Oggi, con buona pace dell’amico Pansa, «non è più quel tempo e quell’età». La political culture egemone nelle nostre università, nelle case editrici, nelle redazioni, nei luoghi in cui si produce arte di ogni tipo, dal teatro al cinema, non è disposta a mettere sui due piatti della bilancia l’attentato che distrusse la famiglia Mattei e analoghi episodi di violenza ad opera delle BR. I violenti sono i ‘fondamentalisti’ della causa buona, sono esecrabili quanto si vuole – anche per il supposto effetto controproducente delle loro azioni – e, pertanto, vanno fermati in nome della ‘legalità’ (repubblicana), ma rimangono (almeno per molti) ‘i compagni che sbagliano’. (Uno storico, mio collega, non riuscì a reprimere la sua indignazione nei confronti di Guido Rossa: anche se vanno condannati politicamente, sosteneva, i brigatisti erano compagni che non potevano essere denunciati alle procure dello stato borghese…).

 

Se qualcuno gettasse una bomba nell’atrio di casa del presidente del Consiglio e qualcun altro la gettasse nell’atrio del segretario della FIOM, sarebbe davvero ingenuo aspettarsi, da parte degli organi d’informazione, lo stesso risalto dato ai due attentati. Ritenere identici i due crimini ed esigerne una ferma, eguale, condanna, da parte delle autorità civili, religiose, accademiche etc. significherebbe, per quasi metà degli Italiani, attestarsi su una concezione astratta e proceduralistica della democrazia.

══════════

COMPLETA QUANTO SEGUE —
1/ Per ciascuna affermazione indica se concorda con il brano sulla violenza politica, rispondendo sì o no e citando alla lettera le parole del brano che lo stabiliscono: (a) la cultura politica egemone è disposta a mettere sullo stesso piano l'attentato contro la famiglia Mattei e le violenze delle BR; (b) lo storico collega di chi scrive provò indignazione nei confronti di Guido Rossa; (c) gli organi d'informazione darebbero lo stesso risalto ai due attentati ipotizzati.
2/ Scrivi il seguito del brano sulla violenza politica, a partire dalla sua ultima frase.
I record non hanno alcun ruolo in questo.

Dati strutturati di analisi della pagina:
══════════

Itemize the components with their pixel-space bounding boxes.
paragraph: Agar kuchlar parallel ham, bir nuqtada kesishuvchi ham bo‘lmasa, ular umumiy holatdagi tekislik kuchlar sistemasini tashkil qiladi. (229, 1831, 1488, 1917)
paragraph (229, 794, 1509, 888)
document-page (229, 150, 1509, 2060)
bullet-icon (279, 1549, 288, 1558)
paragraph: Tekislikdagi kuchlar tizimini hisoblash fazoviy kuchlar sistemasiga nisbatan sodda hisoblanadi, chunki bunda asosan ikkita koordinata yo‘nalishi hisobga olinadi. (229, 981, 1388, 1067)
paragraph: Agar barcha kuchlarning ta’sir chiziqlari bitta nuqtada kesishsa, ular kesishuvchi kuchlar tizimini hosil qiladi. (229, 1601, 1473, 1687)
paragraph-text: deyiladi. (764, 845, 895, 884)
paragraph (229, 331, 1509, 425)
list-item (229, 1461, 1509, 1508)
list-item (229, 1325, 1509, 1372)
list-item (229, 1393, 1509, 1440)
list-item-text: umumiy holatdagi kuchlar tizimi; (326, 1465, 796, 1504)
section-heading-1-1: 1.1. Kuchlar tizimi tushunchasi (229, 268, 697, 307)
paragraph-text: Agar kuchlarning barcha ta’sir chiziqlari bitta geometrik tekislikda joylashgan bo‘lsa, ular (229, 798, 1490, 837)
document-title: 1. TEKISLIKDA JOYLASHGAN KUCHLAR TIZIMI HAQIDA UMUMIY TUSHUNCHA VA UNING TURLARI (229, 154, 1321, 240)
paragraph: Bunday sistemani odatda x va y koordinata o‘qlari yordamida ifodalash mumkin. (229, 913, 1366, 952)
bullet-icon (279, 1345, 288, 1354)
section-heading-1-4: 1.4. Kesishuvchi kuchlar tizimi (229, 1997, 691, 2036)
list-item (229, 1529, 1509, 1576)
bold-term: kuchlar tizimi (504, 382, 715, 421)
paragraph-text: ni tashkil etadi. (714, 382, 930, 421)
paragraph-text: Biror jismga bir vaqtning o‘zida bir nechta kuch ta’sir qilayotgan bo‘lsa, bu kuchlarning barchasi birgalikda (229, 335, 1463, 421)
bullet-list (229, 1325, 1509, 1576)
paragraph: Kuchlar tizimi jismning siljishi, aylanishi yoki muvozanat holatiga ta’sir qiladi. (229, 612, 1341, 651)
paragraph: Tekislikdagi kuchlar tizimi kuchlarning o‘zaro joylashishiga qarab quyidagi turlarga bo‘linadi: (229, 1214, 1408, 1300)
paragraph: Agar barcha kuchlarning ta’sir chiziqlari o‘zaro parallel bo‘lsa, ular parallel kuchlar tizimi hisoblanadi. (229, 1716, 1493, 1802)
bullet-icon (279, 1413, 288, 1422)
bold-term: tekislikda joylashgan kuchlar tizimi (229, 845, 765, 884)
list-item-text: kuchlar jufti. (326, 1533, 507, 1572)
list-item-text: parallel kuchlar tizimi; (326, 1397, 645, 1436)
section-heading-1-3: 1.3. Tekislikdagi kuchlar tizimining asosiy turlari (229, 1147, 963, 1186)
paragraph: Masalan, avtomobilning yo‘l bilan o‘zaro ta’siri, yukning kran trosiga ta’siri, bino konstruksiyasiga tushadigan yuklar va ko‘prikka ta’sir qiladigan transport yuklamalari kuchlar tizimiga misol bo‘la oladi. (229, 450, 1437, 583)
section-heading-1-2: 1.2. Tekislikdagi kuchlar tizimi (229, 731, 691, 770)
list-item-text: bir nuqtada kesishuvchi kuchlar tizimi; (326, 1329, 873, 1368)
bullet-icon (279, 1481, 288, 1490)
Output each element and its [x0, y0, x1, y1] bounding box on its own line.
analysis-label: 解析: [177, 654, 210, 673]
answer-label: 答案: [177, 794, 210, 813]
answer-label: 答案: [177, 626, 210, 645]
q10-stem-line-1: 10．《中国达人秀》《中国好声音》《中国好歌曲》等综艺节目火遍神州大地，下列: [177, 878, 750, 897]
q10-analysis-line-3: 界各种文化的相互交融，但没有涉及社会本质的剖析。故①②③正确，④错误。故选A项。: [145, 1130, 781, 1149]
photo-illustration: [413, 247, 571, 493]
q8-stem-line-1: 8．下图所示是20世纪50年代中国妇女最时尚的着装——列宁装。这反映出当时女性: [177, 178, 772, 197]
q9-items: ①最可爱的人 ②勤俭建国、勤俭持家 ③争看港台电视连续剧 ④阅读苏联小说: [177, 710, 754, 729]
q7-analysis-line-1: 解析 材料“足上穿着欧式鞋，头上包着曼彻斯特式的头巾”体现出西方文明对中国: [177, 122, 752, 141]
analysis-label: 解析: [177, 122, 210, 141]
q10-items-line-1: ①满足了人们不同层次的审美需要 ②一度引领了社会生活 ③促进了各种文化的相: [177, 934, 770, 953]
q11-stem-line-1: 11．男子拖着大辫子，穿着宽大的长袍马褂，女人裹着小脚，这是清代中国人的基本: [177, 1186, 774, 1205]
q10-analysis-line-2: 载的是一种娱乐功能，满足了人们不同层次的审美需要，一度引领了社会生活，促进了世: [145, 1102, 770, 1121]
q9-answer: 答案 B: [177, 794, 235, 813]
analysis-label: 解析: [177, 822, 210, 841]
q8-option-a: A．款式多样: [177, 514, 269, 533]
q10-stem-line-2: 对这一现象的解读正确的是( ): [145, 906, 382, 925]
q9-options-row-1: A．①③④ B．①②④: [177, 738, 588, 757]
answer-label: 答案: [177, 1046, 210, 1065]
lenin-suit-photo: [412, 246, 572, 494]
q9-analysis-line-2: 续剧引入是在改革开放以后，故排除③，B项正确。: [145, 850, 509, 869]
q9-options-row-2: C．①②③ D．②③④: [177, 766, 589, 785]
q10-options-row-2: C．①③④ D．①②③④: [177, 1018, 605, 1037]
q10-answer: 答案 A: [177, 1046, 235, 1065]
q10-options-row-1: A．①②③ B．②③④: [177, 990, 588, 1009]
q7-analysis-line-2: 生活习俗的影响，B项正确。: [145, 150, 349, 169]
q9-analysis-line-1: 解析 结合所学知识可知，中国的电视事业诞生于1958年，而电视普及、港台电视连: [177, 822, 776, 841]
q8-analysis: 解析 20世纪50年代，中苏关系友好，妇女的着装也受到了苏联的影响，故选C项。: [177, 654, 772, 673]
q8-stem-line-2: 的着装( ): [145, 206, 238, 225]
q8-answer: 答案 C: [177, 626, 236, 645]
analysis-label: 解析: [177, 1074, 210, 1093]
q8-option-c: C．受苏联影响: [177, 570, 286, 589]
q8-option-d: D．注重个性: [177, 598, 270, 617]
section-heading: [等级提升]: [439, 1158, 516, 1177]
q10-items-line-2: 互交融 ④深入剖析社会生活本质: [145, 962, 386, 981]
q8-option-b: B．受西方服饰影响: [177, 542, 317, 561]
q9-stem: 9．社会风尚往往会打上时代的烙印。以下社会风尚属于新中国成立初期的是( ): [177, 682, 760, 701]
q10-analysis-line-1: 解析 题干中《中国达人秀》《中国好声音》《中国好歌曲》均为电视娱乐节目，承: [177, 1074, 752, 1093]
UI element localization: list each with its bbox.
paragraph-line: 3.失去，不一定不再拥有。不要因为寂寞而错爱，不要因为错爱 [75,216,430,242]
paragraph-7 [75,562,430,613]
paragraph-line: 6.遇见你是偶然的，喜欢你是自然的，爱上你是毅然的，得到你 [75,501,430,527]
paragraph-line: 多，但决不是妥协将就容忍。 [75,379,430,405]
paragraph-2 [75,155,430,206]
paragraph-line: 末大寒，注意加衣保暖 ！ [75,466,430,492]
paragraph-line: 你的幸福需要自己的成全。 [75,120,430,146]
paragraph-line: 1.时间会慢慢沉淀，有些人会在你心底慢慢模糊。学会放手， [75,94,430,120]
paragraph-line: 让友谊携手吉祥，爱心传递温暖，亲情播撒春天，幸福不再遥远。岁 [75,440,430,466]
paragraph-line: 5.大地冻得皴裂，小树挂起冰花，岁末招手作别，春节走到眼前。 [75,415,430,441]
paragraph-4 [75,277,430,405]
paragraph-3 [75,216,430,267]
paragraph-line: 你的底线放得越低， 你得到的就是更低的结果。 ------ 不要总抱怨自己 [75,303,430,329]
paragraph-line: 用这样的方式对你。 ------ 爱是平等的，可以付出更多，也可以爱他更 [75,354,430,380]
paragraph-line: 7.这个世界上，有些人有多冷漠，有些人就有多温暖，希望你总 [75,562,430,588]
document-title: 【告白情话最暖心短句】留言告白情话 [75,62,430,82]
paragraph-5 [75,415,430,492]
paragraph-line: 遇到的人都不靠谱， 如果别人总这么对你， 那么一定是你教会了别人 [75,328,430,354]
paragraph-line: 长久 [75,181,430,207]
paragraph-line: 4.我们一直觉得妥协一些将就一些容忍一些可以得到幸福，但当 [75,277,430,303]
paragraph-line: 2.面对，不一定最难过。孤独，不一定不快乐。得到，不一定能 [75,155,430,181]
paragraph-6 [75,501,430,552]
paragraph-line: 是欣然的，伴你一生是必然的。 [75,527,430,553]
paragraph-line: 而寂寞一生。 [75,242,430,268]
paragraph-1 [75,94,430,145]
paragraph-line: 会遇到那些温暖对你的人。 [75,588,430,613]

══════════

RISPOSTE —
1/
(a) No: «non è disposta a mettere sui due piatti della bilancia l’attentato che distrusse la famiglia Mattei e analoghi episodi di violenza ad opera delle BR».
(b) Sì: «non riuscì a reprimere la sua indignazione nei confronti di Guido Rossa».
(c) No: «sarebbe davvero ingenuo aspettarsi, da parte degli organi d’informazione, lo stesso risalto dato ai due attentati».

2/
Tutto lascia prevedere, pertanto, che una eventuale riemersione dalla ‘fogna’ (per richiamare il titolo di un vivace periodico culturale della Nuova Destra d’antan, ‘La voce della fogna’) dell’estremismo nero rappresenti, per ampie fasce di opinione pubblica, la riprova che il ‘pericolo fascista’ non è mai stato scongiurato definitivamente, che, per usare una metafora abusata, ci troviamo dinanzi a un fiume carsico più impetuoso che mai sicché la violenza rossa, lungi dall’essere la causa dell’altra, ne è stata la difesa preventiva, il segnale d’allarme.

 

Se «le cose stanno così», Bersani avrebbe davvero ragione a guardarsi le spalle, come lo invita a fare Pansa, a temere una ritorsione contro la sua persona ad opera di fantasmi tramutati in zombies armati di manganello ma lo schieramento politico e culturale, che a lui e ai suoi alleati, fa capo, ne uscirebbe rafforzato e legittimato.

 

In una trasmissione televisiva, il Figlio Diletto di Vladimir Luxuria e di Fausto Bertinotti, Nicki Vendola, rivolgendosi a un esponente della maggioranza che ricordava i meriti del governo nella lotta alla criminalità organizzata, ha obiettato che la prima mafia da combattere, in Italia, è quella insediata a Palazzo Chigi. Un governo così pesantemente delegittimato da un leader candidato alla guida della coalizione di centro-sinistra alle prossime elezioni, non solo non attiva simpatie e solidarietà (se non generiche e verbali) quando i suoi sostenitori in parlamento e fuori vengono malmenati, ma, quel ch’è peggio, rischia di essere considerato complice e mandante di eventuali violenze ai danni dei suoi oppositori.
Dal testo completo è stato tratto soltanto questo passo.